What needs to be done :: Give the count of lines in the data that include "document", with no other words.

Exercise material ::

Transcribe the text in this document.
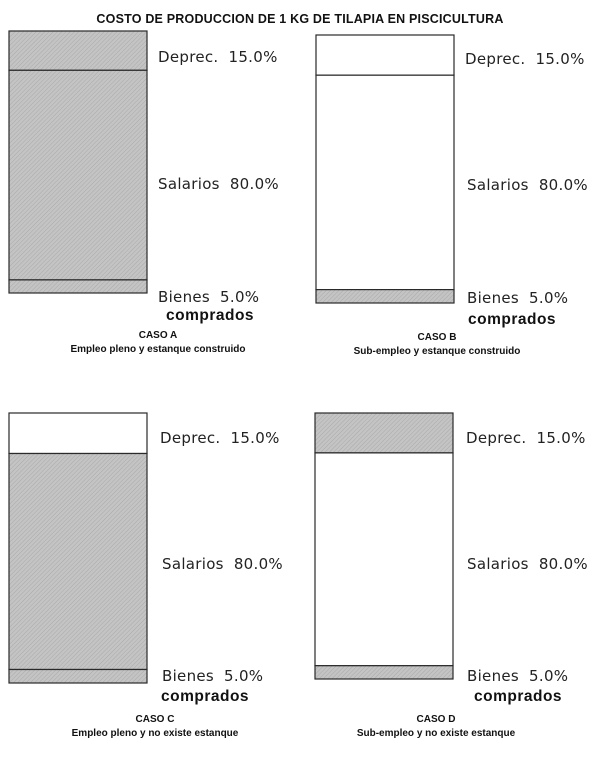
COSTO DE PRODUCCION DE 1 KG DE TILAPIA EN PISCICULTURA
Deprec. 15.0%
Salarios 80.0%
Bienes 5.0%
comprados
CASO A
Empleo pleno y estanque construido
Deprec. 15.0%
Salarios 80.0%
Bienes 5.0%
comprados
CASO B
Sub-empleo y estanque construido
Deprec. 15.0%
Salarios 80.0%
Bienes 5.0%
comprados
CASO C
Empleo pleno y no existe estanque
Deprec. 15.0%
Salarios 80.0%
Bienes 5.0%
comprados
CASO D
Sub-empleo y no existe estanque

...

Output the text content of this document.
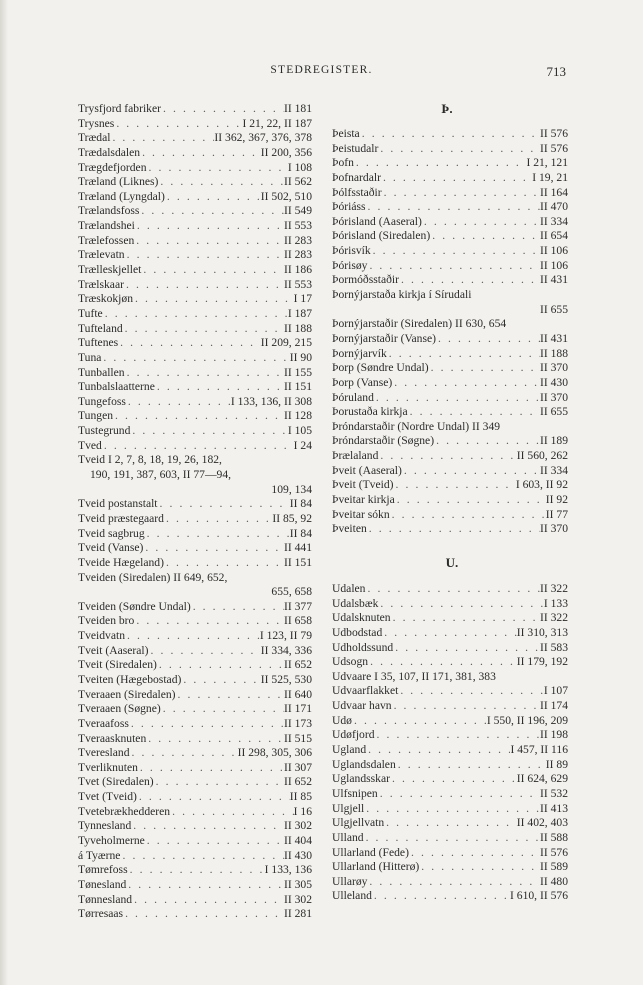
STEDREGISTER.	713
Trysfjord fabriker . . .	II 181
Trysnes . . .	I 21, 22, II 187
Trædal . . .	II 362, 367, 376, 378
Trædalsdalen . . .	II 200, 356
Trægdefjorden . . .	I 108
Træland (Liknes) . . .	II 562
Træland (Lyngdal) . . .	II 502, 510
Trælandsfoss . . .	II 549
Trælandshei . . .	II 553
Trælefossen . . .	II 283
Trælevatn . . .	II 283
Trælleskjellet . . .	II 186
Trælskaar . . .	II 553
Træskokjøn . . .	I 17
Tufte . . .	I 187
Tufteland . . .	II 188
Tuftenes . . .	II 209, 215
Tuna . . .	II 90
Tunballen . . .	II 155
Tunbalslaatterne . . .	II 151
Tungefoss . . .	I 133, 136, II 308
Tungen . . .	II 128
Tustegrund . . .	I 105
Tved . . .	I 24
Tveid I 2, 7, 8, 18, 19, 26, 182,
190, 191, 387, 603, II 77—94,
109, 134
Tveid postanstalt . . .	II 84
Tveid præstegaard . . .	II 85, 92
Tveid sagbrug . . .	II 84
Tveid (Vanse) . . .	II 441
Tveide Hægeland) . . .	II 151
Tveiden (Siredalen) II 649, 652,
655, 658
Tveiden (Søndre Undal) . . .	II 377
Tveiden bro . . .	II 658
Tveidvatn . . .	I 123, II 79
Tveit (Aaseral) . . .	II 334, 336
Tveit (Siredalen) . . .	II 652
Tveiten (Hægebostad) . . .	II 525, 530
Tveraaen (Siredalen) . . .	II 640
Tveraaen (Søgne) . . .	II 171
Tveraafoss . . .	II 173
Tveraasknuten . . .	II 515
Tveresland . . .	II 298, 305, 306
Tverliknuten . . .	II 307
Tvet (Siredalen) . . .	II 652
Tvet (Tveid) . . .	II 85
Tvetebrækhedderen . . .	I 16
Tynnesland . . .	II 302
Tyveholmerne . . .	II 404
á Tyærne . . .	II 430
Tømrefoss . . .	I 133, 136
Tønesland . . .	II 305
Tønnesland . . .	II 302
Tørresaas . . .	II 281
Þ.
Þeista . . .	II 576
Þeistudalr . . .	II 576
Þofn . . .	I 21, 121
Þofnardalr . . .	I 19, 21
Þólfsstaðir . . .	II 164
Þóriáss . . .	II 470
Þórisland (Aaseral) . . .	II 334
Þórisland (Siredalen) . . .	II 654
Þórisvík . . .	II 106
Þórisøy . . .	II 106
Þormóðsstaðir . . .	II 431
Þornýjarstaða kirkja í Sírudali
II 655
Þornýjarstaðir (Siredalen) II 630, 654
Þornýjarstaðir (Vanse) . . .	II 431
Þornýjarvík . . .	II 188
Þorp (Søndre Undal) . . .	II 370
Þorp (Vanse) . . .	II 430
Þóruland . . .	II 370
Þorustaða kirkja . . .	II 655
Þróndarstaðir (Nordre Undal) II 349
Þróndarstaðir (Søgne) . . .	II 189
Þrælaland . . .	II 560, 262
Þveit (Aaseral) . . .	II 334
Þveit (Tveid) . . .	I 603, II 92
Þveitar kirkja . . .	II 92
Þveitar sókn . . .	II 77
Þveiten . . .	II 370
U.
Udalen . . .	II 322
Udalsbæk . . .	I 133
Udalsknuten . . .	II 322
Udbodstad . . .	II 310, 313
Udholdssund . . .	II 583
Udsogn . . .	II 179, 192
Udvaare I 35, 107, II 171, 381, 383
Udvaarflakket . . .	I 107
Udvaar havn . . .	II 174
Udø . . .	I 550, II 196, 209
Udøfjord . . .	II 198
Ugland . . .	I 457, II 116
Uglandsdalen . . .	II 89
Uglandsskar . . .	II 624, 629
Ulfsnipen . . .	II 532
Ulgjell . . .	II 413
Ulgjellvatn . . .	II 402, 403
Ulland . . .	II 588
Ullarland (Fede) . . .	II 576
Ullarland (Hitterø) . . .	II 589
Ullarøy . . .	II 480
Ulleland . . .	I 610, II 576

---

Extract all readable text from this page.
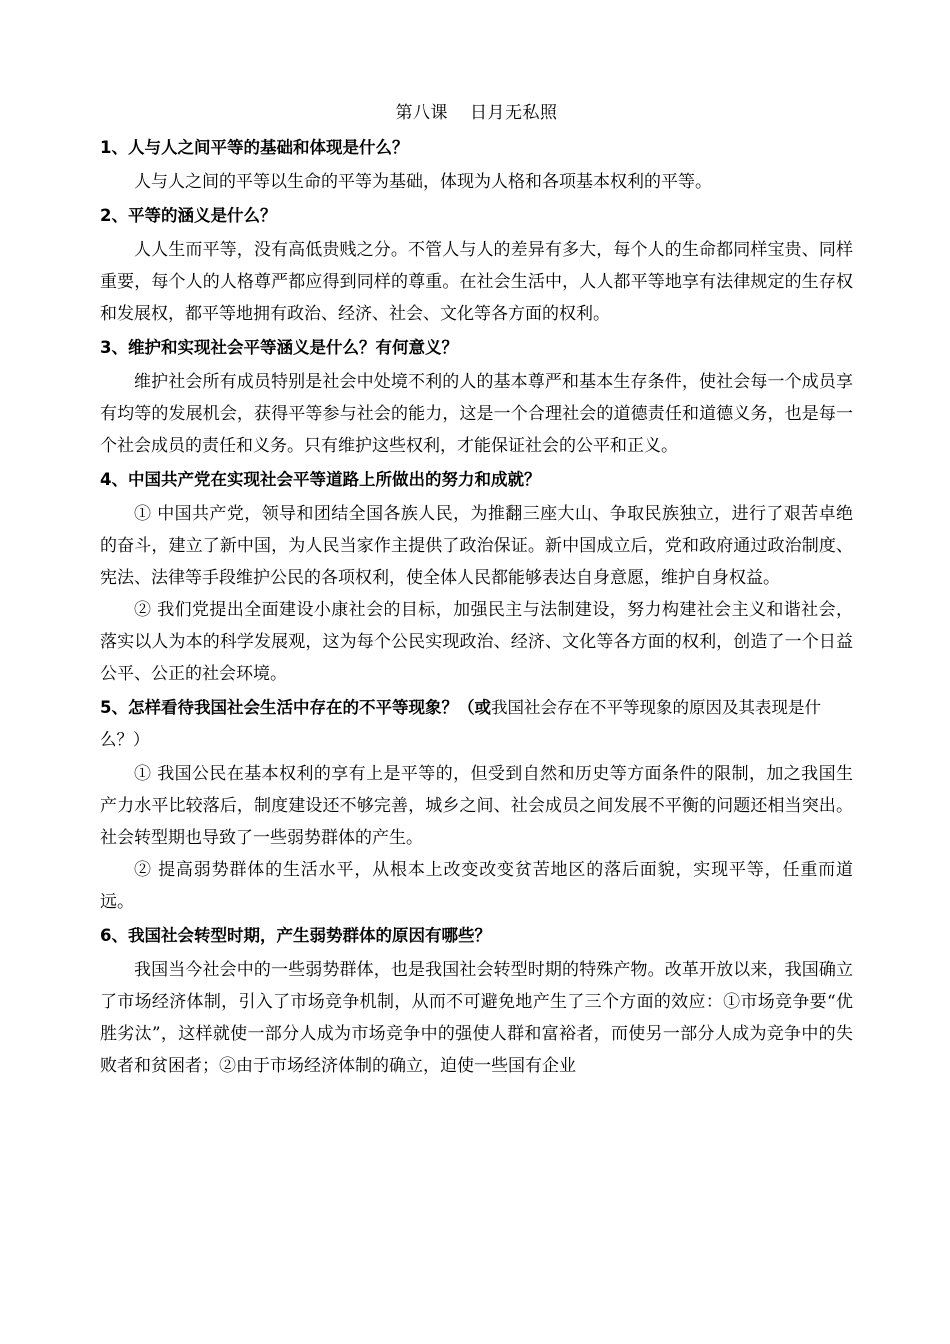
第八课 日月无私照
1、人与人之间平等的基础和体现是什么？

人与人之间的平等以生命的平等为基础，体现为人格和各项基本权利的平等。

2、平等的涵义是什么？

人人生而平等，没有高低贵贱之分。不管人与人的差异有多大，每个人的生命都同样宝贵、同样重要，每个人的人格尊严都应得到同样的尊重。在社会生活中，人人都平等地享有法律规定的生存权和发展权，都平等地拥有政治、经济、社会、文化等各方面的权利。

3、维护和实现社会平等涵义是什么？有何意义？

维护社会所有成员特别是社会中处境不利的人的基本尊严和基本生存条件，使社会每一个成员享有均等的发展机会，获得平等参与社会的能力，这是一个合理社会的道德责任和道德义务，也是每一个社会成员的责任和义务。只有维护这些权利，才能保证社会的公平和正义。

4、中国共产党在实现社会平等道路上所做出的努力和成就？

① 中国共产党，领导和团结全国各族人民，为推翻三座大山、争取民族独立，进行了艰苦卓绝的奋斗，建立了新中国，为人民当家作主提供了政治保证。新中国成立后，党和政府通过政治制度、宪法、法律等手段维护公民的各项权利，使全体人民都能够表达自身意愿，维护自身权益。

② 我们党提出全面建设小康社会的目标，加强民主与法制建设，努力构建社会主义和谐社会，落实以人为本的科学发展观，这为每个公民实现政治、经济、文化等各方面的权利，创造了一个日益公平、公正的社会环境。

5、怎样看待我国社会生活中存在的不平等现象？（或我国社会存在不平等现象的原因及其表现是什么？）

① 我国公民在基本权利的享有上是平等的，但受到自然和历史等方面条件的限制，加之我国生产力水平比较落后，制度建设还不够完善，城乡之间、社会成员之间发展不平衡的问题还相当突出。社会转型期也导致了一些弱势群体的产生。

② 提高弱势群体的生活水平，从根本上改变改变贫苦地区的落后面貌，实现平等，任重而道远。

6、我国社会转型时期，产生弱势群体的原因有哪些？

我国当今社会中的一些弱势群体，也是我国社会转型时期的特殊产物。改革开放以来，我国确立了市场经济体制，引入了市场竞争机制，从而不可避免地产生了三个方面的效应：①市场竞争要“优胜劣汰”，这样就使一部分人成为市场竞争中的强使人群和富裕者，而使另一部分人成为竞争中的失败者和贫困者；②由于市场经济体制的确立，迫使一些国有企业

Task response :: 2